(Some records)

····················

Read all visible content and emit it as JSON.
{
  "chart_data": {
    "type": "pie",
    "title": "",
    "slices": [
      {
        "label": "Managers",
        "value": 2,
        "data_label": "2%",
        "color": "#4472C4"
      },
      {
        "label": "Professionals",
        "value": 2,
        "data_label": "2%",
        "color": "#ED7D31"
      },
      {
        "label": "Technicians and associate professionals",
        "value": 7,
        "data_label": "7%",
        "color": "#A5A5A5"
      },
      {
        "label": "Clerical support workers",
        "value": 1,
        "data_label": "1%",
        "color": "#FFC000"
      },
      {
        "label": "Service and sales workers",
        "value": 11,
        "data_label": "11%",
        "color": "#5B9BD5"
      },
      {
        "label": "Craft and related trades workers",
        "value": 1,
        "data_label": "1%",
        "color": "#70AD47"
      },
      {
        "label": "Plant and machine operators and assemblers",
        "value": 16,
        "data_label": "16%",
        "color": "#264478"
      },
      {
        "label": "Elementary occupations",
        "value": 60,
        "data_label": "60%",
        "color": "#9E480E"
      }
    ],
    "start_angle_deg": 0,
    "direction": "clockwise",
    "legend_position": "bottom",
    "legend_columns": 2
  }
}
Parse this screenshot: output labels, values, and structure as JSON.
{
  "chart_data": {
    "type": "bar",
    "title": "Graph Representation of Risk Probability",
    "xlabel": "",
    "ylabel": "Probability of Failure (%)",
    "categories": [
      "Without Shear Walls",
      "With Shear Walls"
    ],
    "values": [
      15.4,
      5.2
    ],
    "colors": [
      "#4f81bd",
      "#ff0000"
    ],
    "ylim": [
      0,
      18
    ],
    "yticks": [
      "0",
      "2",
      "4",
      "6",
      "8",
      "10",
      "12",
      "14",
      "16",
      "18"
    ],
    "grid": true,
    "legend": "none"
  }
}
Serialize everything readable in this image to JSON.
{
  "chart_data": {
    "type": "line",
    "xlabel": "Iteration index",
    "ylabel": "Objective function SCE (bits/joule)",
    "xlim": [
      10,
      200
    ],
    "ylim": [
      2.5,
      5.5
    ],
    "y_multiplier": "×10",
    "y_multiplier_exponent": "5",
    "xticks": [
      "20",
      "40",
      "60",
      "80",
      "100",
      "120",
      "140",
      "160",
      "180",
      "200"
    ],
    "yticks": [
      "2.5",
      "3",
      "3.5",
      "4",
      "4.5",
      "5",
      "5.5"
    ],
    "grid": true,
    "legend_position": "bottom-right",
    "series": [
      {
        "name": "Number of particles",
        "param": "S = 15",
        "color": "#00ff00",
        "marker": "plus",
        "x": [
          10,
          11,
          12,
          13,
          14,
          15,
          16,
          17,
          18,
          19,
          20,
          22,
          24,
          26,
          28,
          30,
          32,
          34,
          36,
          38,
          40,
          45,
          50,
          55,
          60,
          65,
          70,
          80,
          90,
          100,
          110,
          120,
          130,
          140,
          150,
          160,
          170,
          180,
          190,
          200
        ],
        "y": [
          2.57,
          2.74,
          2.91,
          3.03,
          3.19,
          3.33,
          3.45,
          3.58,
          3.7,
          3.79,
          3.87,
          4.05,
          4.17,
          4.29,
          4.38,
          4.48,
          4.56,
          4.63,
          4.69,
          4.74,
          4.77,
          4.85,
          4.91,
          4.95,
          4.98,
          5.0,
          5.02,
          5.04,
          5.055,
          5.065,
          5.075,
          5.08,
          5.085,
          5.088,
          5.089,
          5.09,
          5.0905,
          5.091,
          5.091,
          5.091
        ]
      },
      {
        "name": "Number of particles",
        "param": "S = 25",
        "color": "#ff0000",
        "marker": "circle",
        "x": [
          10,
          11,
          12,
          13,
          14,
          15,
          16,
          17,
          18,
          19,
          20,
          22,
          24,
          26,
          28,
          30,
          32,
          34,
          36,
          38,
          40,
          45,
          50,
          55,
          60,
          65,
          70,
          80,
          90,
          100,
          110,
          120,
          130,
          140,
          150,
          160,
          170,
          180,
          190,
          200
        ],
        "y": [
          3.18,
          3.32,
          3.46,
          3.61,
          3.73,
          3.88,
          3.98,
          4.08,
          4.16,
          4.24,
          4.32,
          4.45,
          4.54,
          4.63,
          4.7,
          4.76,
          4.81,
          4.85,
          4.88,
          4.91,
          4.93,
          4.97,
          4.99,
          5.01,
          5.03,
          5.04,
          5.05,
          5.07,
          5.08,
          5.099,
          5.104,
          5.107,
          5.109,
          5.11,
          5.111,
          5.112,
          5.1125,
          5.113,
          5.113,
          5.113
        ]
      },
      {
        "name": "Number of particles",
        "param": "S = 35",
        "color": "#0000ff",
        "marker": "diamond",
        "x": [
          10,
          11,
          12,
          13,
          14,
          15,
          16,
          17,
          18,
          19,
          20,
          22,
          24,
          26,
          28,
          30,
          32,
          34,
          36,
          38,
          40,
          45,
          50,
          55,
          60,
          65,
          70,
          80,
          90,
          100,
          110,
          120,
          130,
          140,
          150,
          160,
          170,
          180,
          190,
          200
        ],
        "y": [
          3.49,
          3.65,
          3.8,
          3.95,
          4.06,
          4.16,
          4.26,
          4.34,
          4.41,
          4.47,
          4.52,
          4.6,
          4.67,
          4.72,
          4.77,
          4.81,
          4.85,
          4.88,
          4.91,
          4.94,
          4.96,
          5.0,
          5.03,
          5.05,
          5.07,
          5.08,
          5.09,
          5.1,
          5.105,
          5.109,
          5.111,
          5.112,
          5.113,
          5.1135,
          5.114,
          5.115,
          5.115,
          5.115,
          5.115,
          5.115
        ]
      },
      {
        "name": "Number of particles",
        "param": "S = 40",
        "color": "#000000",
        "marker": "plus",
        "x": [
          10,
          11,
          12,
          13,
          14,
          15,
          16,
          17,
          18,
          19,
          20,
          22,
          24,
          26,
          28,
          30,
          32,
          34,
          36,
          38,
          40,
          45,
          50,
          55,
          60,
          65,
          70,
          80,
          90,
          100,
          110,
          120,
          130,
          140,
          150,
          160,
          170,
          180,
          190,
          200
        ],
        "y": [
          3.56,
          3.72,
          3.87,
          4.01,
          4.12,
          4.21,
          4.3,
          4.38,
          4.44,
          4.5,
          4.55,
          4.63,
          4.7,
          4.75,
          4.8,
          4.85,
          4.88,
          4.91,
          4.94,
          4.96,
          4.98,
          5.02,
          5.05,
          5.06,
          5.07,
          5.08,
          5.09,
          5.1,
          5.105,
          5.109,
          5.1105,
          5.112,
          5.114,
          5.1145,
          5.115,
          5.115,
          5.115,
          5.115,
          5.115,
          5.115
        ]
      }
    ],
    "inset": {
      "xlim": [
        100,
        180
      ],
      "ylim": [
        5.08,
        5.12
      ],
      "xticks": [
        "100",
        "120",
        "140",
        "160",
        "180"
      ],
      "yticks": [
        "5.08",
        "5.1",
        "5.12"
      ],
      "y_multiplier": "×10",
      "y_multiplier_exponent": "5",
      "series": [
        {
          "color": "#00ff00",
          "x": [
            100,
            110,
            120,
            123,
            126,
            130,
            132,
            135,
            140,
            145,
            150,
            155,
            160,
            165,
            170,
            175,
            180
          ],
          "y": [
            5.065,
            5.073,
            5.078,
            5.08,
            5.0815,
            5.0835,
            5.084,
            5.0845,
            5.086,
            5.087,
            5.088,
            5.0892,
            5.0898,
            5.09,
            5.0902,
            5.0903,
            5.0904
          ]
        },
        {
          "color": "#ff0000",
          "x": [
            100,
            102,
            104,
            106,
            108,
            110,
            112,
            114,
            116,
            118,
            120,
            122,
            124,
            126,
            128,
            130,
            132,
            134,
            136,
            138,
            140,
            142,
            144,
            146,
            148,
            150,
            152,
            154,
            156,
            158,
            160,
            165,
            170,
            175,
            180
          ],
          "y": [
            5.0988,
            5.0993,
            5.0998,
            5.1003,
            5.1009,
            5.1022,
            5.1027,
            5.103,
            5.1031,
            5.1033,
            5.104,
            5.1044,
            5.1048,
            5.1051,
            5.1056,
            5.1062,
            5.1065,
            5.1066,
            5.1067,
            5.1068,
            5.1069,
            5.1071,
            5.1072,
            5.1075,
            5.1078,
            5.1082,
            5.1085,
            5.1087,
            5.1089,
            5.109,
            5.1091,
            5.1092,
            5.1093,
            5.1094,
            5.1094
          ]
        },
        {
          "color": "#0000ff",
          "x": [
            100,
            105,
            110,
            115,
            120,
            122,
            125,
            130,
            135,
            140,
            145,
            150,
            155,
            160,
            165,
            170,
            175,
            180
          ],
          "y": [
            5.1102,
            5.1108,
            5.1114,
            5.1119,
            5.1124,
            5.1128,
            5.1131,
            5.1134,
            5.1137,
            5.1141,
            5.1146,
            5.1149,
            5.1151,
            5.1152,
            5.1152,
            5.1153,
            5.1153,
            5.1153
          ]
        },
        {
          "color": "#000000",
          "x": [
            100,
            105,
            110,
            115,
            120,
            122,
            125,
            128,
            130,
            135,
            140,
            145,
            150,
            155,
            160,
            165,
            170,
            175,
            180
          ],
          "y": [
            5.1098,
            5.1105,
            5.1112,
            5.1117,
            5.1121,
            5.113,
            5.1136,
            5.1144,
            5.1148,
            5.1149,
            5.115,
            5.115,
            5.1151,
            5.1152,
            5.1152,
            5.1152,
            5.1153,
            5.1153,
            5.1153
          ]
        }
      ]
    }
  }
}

····················

- WORK TO BE COMPLETED: Your task is to collect every line above that contains the word "workers".

- TASK ANSWER:
        "label": "Clerical support workers",
        "label": "Service and sales workers",
        "label": "Craft and related trades workers",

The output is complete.